[Stored entries]
■ ■ ■

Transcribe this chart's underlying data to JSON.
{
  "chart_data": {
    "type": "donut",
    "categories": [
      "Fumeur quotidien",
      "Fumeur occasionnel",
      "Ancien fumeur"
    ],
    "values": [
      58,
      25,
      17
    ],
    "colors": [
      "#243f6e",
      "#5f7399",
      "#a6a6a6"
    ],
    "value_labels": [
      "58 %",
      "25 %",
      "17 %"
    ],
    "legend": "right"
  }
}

■ ■ ■

= What you have to do =
Above are some records; extract every one of them exactly.

= Completed exercise =
Transcribe this chart's underlying data to JSON.
{
  "chart_data": {
    "type": "donut",
    "categories": [
      "Fumeur quotidien",
      "Fumeur occasionnel",
      "Ancien fumeur"
    ],
    "values": [
      58,
      25,
      17
    ],
    "colors": [
      "#243f6e",
      "#5f7399",
      "#a6a6a6"
    ],
    "value_labels": [
      "58 %",
      "25 %",
      "17 %"
    ],
    "legend": "right"
  }
}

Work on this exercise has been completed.